**Input material**
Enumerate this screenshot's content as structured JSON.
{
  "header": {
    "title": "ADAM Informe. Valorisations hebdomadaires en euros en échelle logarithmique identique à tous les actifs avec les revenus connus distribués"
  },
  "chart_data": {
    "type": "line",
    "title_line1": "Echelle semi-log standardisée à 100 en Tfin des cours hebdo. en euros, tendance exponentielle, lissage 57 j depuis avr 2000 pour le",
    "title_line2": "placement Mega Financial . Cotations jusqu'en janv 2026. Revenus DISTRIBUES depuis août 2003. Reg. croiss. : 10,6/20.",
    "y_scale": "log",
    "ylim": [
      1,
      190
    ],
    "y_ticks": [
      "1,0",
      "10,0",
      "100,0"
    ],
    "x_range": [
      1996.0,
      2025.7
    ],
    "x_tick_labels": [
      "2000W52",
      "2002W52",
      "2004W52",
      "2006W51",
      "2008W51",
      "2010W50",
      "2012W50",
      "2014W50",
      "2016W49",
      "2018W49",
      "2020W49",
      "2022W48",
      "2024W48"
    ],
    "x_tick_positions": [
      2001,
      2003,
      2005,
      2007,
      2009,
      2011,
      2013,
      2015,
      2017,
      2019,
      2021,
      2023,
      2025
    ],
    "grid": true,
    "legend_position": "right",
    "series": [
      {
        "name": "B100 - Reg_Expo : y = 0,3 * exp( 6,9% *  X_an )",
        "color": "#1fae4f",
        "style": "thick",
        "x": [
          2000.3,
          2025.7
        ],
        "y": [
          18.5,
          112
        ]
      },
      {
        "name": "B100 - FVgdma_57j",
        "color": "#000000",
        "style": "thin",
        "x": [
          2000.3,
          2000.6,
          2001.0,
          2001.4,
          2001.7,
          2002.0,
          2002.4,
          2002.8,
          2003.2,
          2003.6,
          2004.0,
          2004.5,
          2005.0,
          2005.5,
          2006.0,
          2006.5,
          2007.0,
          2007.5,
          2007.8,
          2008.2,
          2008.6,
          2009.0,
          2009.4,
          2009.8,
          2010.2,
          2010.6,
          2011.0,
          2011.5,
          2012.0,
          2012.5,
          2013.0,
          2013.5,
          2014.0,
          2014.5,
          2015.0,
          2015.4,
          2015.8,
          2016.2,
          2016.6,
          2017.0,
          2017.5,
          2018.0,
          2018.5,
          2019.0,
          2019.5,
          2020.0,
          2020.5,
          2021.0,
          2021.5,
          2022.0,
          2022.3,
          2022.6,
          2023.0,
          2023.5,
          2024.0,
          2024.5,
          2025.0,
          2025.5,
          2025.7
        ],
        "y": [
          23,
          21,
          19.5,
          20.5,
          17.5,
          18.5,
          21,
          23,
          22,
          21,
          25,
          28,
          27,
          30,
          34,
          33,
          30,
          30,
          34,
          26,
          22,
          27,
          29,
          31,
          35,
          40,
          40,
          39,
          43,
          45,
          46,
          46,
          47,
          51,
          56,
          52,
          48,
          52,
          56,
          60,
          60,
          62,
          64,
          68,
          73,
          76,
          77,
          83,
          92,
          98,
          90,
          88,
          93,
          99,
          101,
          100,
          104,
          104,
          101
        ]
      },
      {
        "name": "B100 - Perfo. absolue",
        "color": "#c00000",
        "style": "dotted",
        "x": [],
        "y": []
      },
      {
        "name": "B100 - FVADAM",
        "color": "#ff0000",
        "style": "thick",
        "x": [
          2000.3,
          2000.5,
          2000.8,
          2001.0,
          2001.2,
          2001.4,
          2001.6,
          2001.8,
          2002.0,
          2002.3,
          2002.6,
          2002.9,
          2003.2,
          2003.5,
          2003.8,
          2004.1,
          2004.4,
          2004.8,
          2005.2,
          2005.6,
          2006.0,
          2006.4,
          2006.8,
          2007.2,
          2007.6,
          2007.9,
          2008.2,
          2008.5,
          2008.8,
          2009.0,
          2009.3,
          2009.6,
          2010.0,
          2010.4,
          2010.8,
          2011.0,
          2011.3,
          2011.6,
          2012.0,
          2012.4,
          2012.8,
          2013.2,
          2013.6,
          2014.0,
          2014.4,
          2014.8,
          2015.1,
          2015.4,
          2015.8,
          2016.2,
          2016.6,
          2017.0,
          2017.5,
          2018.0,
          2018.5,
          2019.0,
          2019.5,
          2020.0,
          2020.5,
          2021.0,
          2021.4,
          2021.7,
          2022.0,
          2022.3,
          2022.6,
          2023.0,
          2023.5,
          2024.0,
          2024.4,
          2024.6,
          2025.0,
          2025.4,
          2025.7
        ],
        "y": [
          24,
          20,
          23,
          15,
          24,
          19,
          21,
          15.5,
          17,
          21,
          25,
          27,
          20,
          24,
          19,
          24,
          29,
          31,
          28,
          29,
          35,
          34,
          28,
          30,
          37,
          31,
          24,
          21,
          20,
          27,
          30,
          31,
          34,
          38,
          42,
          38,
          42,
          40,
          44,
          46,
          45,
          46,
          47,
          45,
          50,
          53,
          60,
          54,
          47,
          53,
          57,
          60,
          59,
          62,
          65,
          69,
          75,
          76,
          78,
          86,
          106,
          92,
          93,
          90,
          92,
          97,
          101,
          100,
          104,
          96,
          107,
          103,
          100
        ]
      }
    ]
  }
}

**Short problem**
For the listing above, identify each line bearing "style".

**Written response**
        "style": "thick",
        "style": "thin",
        "style": "dotted",
        "style": "thick",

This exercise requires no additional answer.